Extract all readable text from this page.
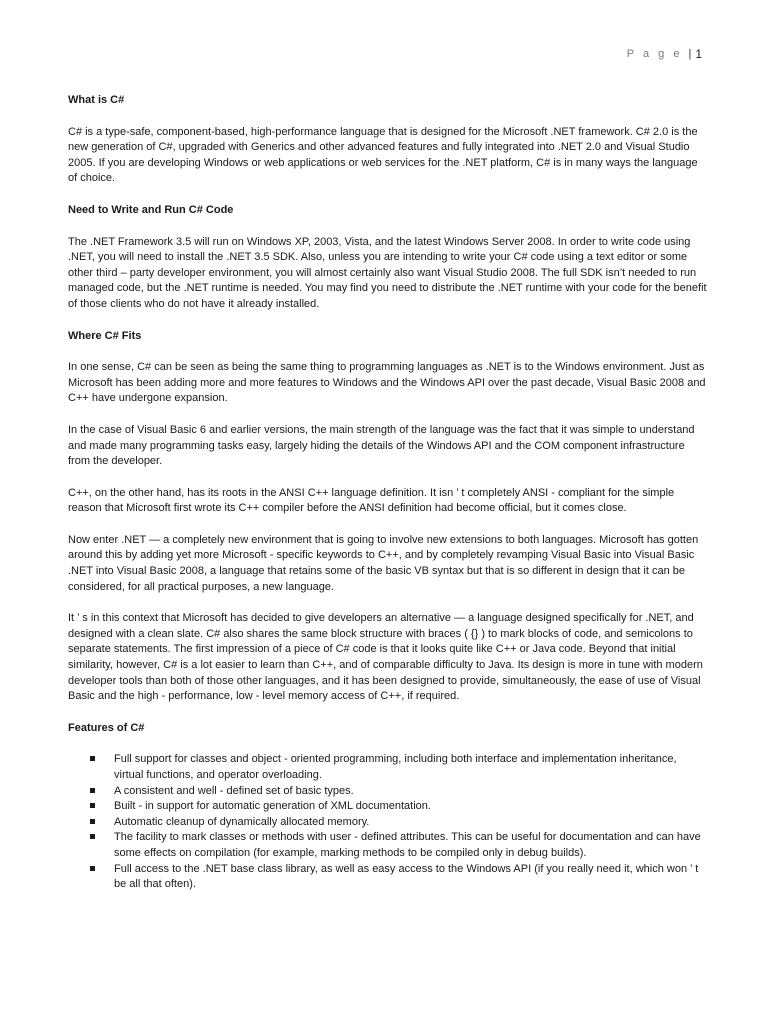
P a g e | 1
What is C#

C# is a type-safe, component-based, high-performance language that is designed for the Microsoft .NET framework. C# 2.0 is the new generation of C#, upgraded with Generics and other advanced features and fully integrated into .NET 2.0 and Visual Studio 2005. If you are developing Windows or web applications or web services for the .NET platform, C# is in many ways the language of choice.

Need to Write and Run C# Code

The .NET Framework 3.5 will run on Windows XP, 2003, Vista, and the latest Windows Server 2008. In order to write code using .NET, you will need to install the .NET 3.5 SDK. Also, unless you are intending to write your C# code using a text editor or some other third – party developer environment, you will almost certainly also want Visual Studio 2008. The full SDK isn’t needed to run managed code, but the .NET runtime is needed. You may find you need to distribute the .NET runtime with your code for the benefit of those clients who do not have it already installed.

Where C# Fits

In one sense, C# can be seen as being the same thing to programming languages as .NET is to the Windows environment. Just as Microsoft has been adding more and more features to Windows and the Windows API over the past decade, Visual Basic 2008 and C++ have undergone expansion.

In the case of Visual Basic 6 and earlier versions, the main strength of the language was the fact that it was simple to understand and made many programming tasks easy, largely hiding the details of the Windows API and the COM component infrastructure from the developer.

C++, on the other hand, has its roots in the ANSI C++ language definition. It isn ’ t completely ANSI - compliant for the simple reason that Microsoft first wrote its C++ compiler before the ANSI definition had become official, but it comes close.

Now enter .NET — a completely new environment that is going to involve new extensions to both languages. Microsoft has gotten around this by adding yet more Microsoft - specific keywords to C++, and by completely revamping Visual Basic into Visual Basic .NET into Visual Basic 2008, a language that retains some of the basic VB syntax but that is so different in design that it can be considered, for all practical purposes, a new language.

It ’ s in this context that Microsoft has decided to give developers an alternative — a language designed specifically for .NET, and designed with a clean slate. C# also shares the same block structure with braces ( {} ) to mark blocks of code, and semicolons to separate statements. The first impression of a piece of C# code is that it looks quite like C++ or Java code. Beyond that initial similarity, however, C# is a lot easier to learn than C++, and of comparable difficulty to Java. Its design is more in tune with modern developer tools than both of those other languages, and it has been designed to provide, simultaneously, the ease of use of Visual Basic and the high - performance, low - level memory access of C++, if required.

Features of C#
Full support for classes and object - oriented programming, including both interface and implementation inheritance, virtual functions, and operator overloading.
A consistent and well - defined set of basic types.
Built - in support for automatic generation of XML documentation.
Automatic cleanup of dynamically allocated memory.
The facility to mark classes or methods with user - defined attributes. This can be useful for documentation and can have some effects on compilation (for example, marking methods to be compiled only in debug builds).
Full access to the .NET base class library, as well as easy access to the Windows API (if you really need it, which won ’ t be all that often).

◆ Directive ◆
Omit the pictures and give the material again, exactly and in full.

◆ Result for this exercise ◆
Extract all readable text from this page.
P a g e | 1
What is C#

C# is a type-safe, component-based, high-performance language that is designed for the Microsoft .NET framework. C# 2.0 is the new generation of C#, upgraded with Generics and other advanced features and fully integrated into .NET 2.0 and Visual Studio 2005. If you are developing Windows or web applications or web services for the .NET platform, C# is in many ways the language of choice.

Need to Write and Run C# Code

The .NET Framework 3.5 will run on Windows XP, 2003, Vista, and the latest Windows Server 2008. In order to write code using .NET, you will need to install the .NET 3.5 SDK. Also, unless you are intending to write your C# code using a text editor or some other third – party developer environment, you will almost certainly also want Visual Studio 2008. The full SDK isn’t needed to run managed code, but the .NET runtime is needed. You may find you need to distribute the .NET runtime with your code for the benefit of those clients who do not have it already installed.

Where C# Fits

In one sense, C# can be seen as being the same thing to programming languages as .NET is to the Windows environment. Just as Microsoft has been adding more and more features to Windows and the Windows API over the past decade, Visual Basic 2008 and C++ have undergone expansion.

In the case of Visual Basic 6 and earlier versions, the main strength of the language was the fact that it was simple to understand and made many programming tasks easy, largely hiding the details of the Windows API and the COM component infrastructure from the developer.

C++, on the other hand, has its roots in the ANSI C++ language definition. It isn ’ t completely ANSI - compliant for the simple reason that Microsoft first wrote its C++ compiler before the ANSI definition had become official, but it comes close.

Now enter .NET — a completely new environment that is going to involve new extensions to both languages. Microsoft has gotten around this by adding yet more Microsoft - specific keywords to C++, and by completely revamping Visual Basic into Visual Basic .NET into Visual Basic 2008, a language that retains some of the basic VB syntax but that is so different in design that it can be considered, for all practical purposes, a new language.

It ’ s in this context that Microsoft has decided to give developers an alternative — a language designed specifically for .NET, and designed with a clean slate. C# also shares the same block structure with braces ( {} ) to mark blocks of code, and semicolons to separate statements. The first impression of a piece of C# code is that it looks quite like C++ or Java code. Beyond that initial similarity, however, C# is a lot easier to learn than C++, and of comparable difficulty to Java. Its design is more in tune with modern developer tools than both of those other languages, and it has been designed to provide, simultaneously, the ease of use of Visual Basic and the high - performance, low - level memory access of C++, if required.

Features of C#
Full support for classes and object - oriented programming, including both interface and implementation inheritance, virtual functions, and operator overloading.
A consistent and well - defined set of basic types.
Built - in support for automatic generation of XML documentation.
Automatic cleanup of dynamically allocated memory.
The facility to mark classes or methods with user - defined attributes. This can be useful for documentation and can have some effects on compilation (for example, marking methods to be compiled only in debug builds).
Full access to the .NET base class library, as well as easy access to the Windows API (if you really need it, which won ’ t be all that often).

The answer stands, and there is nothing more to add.